Dans l'extrait cité, recopiez le passage de « Le professeur Pakes » à « font plus attention. » en remplaçant « pandémie » par « crise sanitaire ».

Extrait cité >>
↓↓↓

Le professeur Pakes ajoute que la baisse des cas en France est possiblement, en partie, due au fait que la population est de plus en plus habituée à vivre en temps de pandémie et qu’elle s’autorégule lorsque nécessaire. Quand les cas augmentent, les gens paniquent et même s’il n’y a pas de confinement, les gens réduisent leurs contacts et font plus attention.
Diminution de l’immunité vaccinale
En Israël, environ 3 millions de personnes ont déjà reçu une troisième dose du vaccin et le pays parle désormais d’une quatrième dose. Selon les données de ce pays, l’immunité du vaccin diminue après quelques mois et expliquerait en partie l’augmentation des nouvelles infections.
Est-ce que le Canada et les États-Unis, qui ont commencé à vacciner un peu plus tard qu’Israël, pourraient bientôt faire face à une immunité qui diminue avec le temps? Une personne vaccinée en janvier a-t-elle moins de protection qu’une personne vaccinée en juillet?

↑↑↑

Extraits de données >>
↓↓↓

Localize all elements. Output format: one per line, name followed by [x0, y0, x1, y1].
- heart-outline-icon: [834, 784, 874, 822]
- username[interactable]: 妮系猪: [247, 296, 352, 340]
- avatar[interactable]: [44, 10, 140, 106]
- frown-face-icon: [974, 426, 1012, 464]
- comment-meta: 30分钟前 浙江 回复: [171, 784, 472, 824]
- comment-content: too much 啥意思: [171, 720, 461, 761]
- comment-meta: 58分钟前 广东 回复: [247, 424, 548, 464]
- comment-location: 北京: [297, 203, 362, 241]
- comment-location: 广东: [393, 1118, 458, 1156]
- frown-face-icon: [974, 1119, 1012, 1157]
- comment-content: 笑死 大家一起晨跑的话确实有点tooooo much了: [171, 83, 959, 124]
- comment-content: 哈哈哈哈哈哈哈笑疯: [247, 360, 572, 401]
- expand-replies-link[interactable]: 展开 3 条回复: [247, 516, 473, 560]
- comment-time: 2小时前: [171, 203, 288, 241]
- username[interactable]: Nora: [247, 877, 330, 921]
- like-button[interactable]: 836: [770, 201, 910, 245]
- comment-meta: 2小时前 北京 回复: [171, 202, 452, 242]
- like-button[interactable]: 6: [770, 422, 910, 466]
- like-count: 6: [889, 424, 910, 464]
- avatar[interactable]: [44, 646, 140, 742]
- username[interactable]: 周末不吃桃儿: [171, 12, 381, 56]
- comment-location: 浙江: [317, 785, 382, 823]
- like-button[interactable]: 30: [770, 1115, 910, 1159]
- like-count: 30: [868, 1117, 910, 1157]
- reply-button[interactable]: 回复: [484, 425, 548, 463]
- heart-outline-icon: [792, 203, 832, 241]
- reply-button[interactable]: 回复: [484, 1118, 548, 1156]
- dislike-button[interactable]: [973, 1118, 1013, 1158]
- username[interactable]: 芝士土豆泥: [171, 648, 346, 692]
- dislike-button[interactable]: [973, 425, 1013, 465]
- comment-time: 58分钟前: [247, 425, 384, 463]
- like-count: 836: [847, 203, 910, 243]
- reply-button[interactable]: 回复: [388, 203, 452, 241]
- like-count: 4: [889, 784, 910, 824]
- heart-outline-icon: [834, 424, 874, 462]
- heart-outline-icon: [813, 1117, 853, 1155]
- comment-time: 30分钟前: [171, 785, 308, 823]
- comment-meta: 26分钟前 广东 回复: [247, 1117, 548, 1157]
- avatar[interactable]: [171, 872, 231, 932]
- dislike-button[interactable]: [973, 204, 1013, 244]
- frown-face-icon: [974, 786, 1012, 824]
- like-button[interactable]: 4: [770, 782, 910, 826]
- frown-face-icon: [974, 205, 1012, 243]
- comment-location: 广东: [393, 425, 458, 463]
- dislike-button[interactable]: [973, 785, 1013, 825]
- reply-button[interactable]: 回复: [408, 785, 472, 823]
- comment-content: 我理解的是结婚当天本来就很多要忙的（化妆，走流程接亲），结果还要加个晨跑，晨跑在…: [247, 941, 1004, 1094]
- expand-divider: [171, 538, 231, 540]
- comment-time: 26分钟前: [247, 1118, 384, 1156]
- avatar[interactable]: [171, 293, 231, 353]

↑↑↑

Réponse >>
Le professeur Pakes ajoute que la baisse des cas en France est possiblement, en partie, due au fait que la population est de plus en plus habituée à vivre en temps de crise sanitaire et qu’elle s’autorégule lorsque nécessaire. Quand les cas augmentent, les gens paniquent et même s’il n’y a pas de confinement, les gens réduisent leurs contacts et font plus attention.